Stated goal: Your answer is a single number: the count of lines that contain the string "loài".

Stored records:
#####
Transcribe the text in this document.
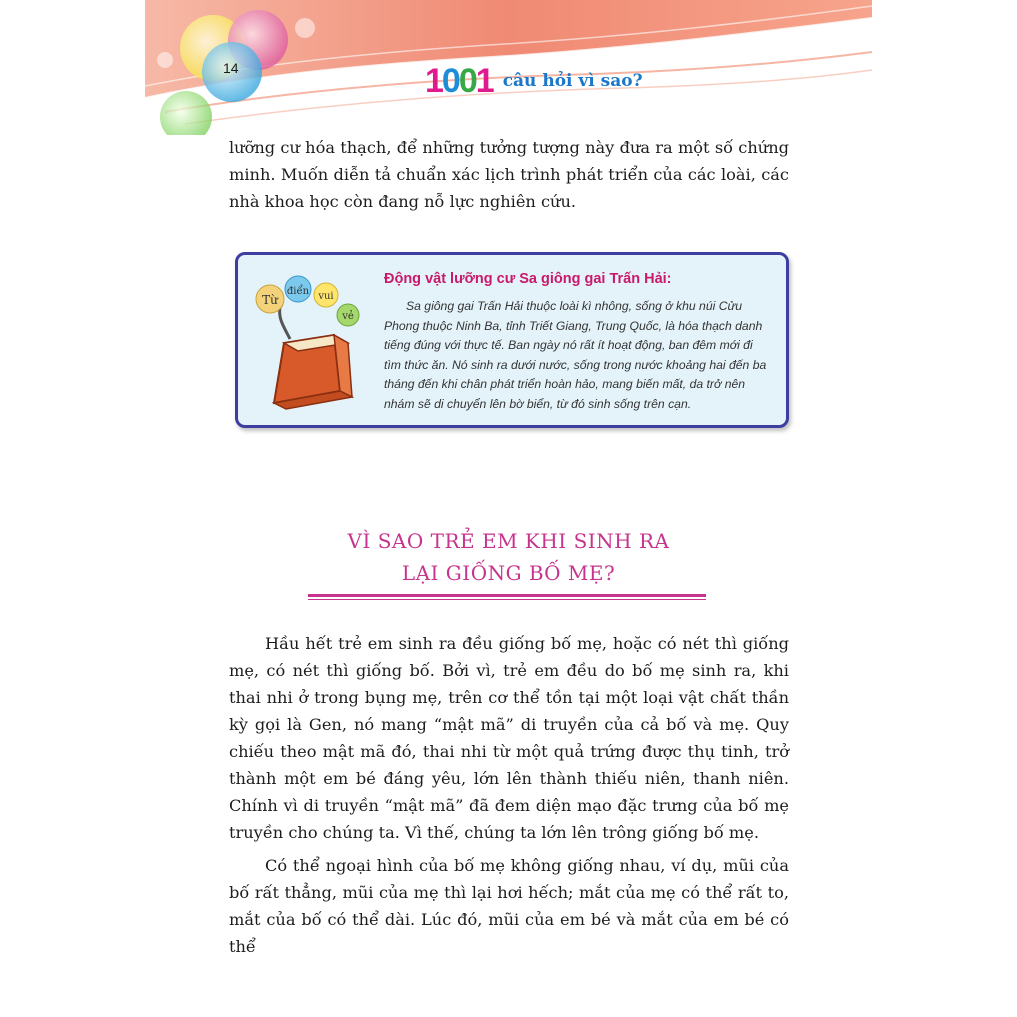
14	1001 câu hỏi vì sao?

lưỡng cư hóa thạch, để những tưởng tượng này đưa ra một số chứng minh. Muốn diễn tả chuẩn xác lịch trình phát triển của các loài, các nhà khoa học còn đang nỗ lực nghiên cứu.

Từ
điển vui
vẻ
Động vật lưỡng cư Sa giông gai Trấn Hải:

Sa giông gai Trấn Hải thuộc loài kì nhông, sống ở khu núi Cửu Phong thuộc Ninh Ba, tỉnh Triết Giang, Trung Quốc, là hóa thạch danh tiếng đúng với thực tế. Ban ngày nó rất ít hoạt động, ban đêm mới đi tìm thức ăn. Nó sinh ra dưới nước, sống trong nước khoảng hai đến ba tháng đến khi chân phát triển hoàn hảo, mang biến mất, da trở nên nhám sẽ di chuyển lên bờ biển, từ đó sinh sống trên cạn.

VÌ SAO TRẺ EM KHI SINH RA
LẠI GIỐNG BỐ MẸ?

Hầu hết trẻ em sinh ra đều giống bố mẹ, hoặc có nét thì giống mẹ, có nét thì giống bố. Bởi vì, trẻ em đều do bố mẹ sinh ra, khi thai nhi ở trong bụng mẹ, trên cơ thể tồn tại một loại vật chất thần kỳ gọi là Gen, nó mang “mật mã” di truyền của cả bố và mẹ. Quy chiếu theo mật mã đó, thai nhi từ một quả trứng được thụ tinh, trở thành một em bé đáng yêu, lớn lên thành thiếu niên, thanh niên. Chính vì di truyền “mật mã” đã đem diện mạo đặc trưng của bố mẹ truyền cho chúng ta. Vì thế, chúng ta lớn lên trông giống bố mẹ.

Có thể ngoại hình của bố mẹ không giống nhau, ví dụ, mũi của bố rất thẳng, mũi của mẹ thì lại hơi hếch; mắt của mẹ có thể rất to, mắt của bố có thể dài. Lúc đó, mũi của em bé và mắt của em bé có thể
#####
Answer for this exercise: 2